-------- Source text --------

In machine learning research the main approach is experimental since analytic approaches are seldom able to cope with the complexities of modern algorithms and data sets. So we typically conduct computational experiments to compare, say, the predictive performance of competing algorithms for a set of problems represented by different datasets. Then, as the community pools and compares results from a metaphorical patchwork of experiments, we gain knowledge.
Recently, I and my co-researchers Ning Li and Yuchen Guo, were studying machine learning experiments that compared supervised and unsupervised classifiers for software defect prediction . In order to make make comparisons between vastly differing experiments we needed to reconstruct the confusion matrix which for binary classification is a 2×2 table comprising counts of true positives, false positives, false negatives and true negatives.
In the process of doing this we became aware that our analysis didn’t always agree with that contained in the original papers. Therefore, we decided to look more systematically and recruited fellow researchers from the Brunel Software Engineering Lab (Mahir Arzoky, Andrea Capiluppi, Steve Counsell, Giuseppe Destefanis) and the Intelligent Data Analysis Group (Stephen Swift, Allan Tucker, and Leila Yousefi). The upshot is paper we will shortly be presenting at the 20th International Conference on Intelligent Data Engineering and Automated Learning (IDEAL) .
In total, we analysed 49 published experiments containing 2456 individual experimental results. Overall we found 22 out of 49 papers contain demonstrable errors or inconsistencies. Of these 16 related to confusion matrix inconsistency and 7 were statistical (one paper contained both classes of error). For example, the marginal probabilities of a confusion matrix must sum to one (of course allowing for rounding errors). Or analyses that make multiple statistical inferences using null hypothesis significance testing need to adjust the acceptance level of alpha (which is conventionally set to 0.05). NB there is a debate about the wisdom of NHST, but for the purposes of error checking that’s a separate matter.
This error rate (22 / 49 papers) sounds bad enough, but approximately a third of the results provided insufficient information for us to even check. Plus we focused on errors that are easy to detect. So sadly, there are reasons to suspect the real error rate in computational experiments may actually be worse than this!
All the papers we analysed had undergone peer review; a number were from top journals. However we speculate that there are multiple causes:
- Our experiments are becoming increasingly complex (the algorithms, the dataset pre-processing and the experimental design which often entails complex cross-validation strategies and parameter tuning).
- Many algorithms and methods are stochastic, leading to reproducibility challenges.
- It is not often obvious what a ‘valid’ answer should look like.
- Lastly, researchers are often under pressure to be productive which frquently entails maximising the number of published papers per unit resource.
Nor is this unique to machine learning. Similar analyses of error rates in other disciplines e.g., social psychology  also revealed an abundance of problems such as simple arithmetic errors. They reported that of 71 testable experiments, half (36/71) appeared to contain at least one inconsistent mean.

-------- Dataset rows --------

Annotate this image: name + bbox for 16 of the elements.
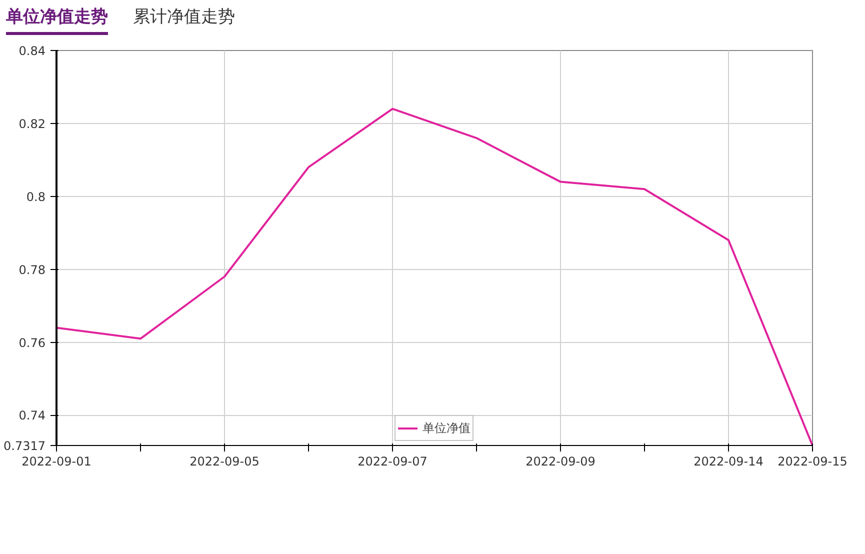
- x-tick-label: 2022-09-14: [694, 454, 764, 469]
- y-tick-label: 0.7317: [4, 439, 46, 454]
- y-tick-label: 0.8: [26, 190, 46, 204]
- chart-title: 单位净值走势: [6, 6, 108, 28]
- x-tick-label: 2022-09-09: [526, 454, 596, 469]
- y-tick-label: 0.78: [18, 263, 46, 278]
- legend-label: 单位净值: [422, 420, 470, 437]
- y-tick-label: 0.84: [18, 44, 46, 58]
- y-tick-label: 0.74: [18, 409, 46, 424]
- text: 累计净值走势: [133, 6, 235, 28]
- y-tick-label: 0.76: [18, 336, 46, 350]
- y-tick-label: 0.82: [18, 117, 46, 132]
- x-tick-label: 2022-09-05: [190, 454, 260, 469]
- x-tick-label: 2022-09-01: [22, 454, 92, 469]
- x-tick-label: 2022-09-07: [358, 454, 428, 469]
- x-tick-label: 2022-09-15: [778, 454, 848, 469]
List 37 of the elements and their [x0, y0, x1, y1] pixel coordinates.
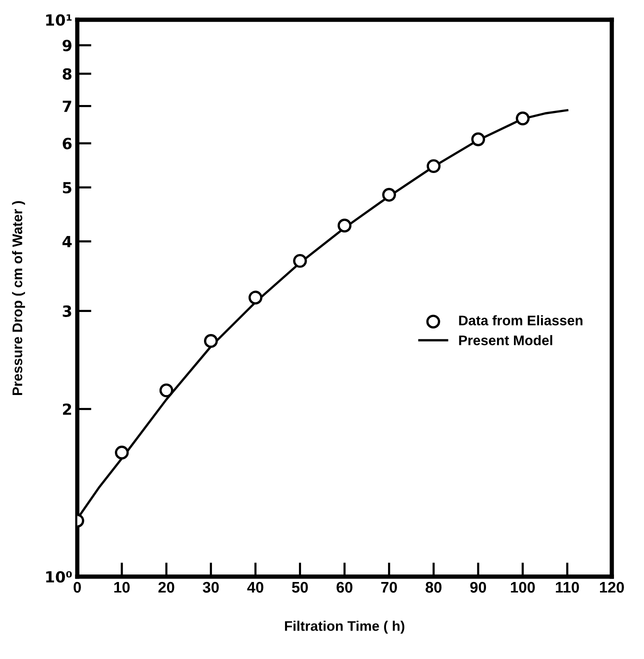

--------

▸ Complete the following:
A - Rewrite all the records above, changing "elements" to "items" wherever it occurs and keeping everything else the same. Leave out the pictures.
B - Carry on the text about errors in published machine learning experiments, picking up right after its final sentence.

▸ Answers for this exercise:
A -
Annotate this image: name + bbox for 16 of the items.
- x-tick-label: 2022-09-14: [694, 454, 764, 469]
- y-tick-label: 0.7317: [4, 439, 46, 454]
- y-tick-label: 0.8: [26, 190, 46, 204]
- chart-title: 单位净值走势: [6, 6, 108, 28]
- x-tick-label: 2022-09-09: [526, 454, 596, 469]
- y-tick-label: 0.78: [18, 263, 46, 278]
- legend-label: 单位净值: [422, 420, 470, 437]
- y-tick-label: 0.84: [18, 44, 46, 58]
- y-tick-label: 0.74: [18, 409, 46, 424]
- text: 累计净值走势: [133, 6, 235, 28]
- y-tick-label: 0.76: [18, 336, 46, 350]
- y-tick-label: 0.82: [18, 117, 46, 132]
- x-tick-label: 2022-09-05: [190, 454, 260, 469]
- x-tick-label: 2022-09-01: [22, 454, 92, 469]
- x-tick-label: 2022-09-07: [358, 454, 428, 469]
- x-tick-label: 2022-09-15: [778, 454, 848, 469]
List 37 of the items and their [x0, y0, x1, y1] pixel coordinates.

B -
A major review by Nuijten et al.  (who provide an R package
statcheck to assist in the checking of inferential statistics) found that of 250,000 p-values from psychology experiments, half of all published papers contained at least one p-value that was inconsistent with its test statistic and degrees of freedom. In 12% of papers the error was sufficient to potentially impact the conclusion.
This sounds rather disturbing. What can be done? Well apart from general appeals to be more careful, there are two practical suggestions.
- There are consistency checking tools available such as David Bowes and David Gray’s excellent DConfusion tool (which inspired much of our analysis) and is described in .
- We should whole heartedly embrace the ideas of open science, so the whole community can provide “many eyes”. In this spirit, we have made our data and analysis available at http://tiny.cc/vvvqbz.
Perhaps I should end this blog by completing Alexander Pope’s aphorism “to err is human” with “to forgive, divine”. The last thing that is needed some kind of scientific witch hunt or even snarkiness. Most of us have made errors from time to time. Making an error is not the same as scientific malpractice. We should both highlight, and respond to, the identification of errors with courtesy and professionalism.
 N Li, M Shepperd, Y Guo: “A systematic review of unsupervised learning techniques for software defect prediction”, arXiv preprint arXiv:1907.12027
 Shepperd, M., Guo, Y., Li, N., Arzoky, M., Capiluppi, A., Counsell, S., Destefanis, G., Swift, S., Tucker, A., and Yousefi, L.: “The Prevalence of Errors in Machine Learning Experiments”, IDEAL 2019, Manchester, UK, Springer LNCS 11871.
 Brown, N., Heathers, J.: “The GRIM test: A simple technique detects numerous anomalies in the reporting of results in psychology”, Social Psychological and Personality Science 8(4), 363–369 (2017)
 Nuijten, M., Hartgerink, C., van Assen, M., Epskamp, S., Wicherts, J.: “The prevalence of statistical reporting errors in psychology (1985–2013)”, Behavior Research Methods 48(4), 1205–1226 (2016)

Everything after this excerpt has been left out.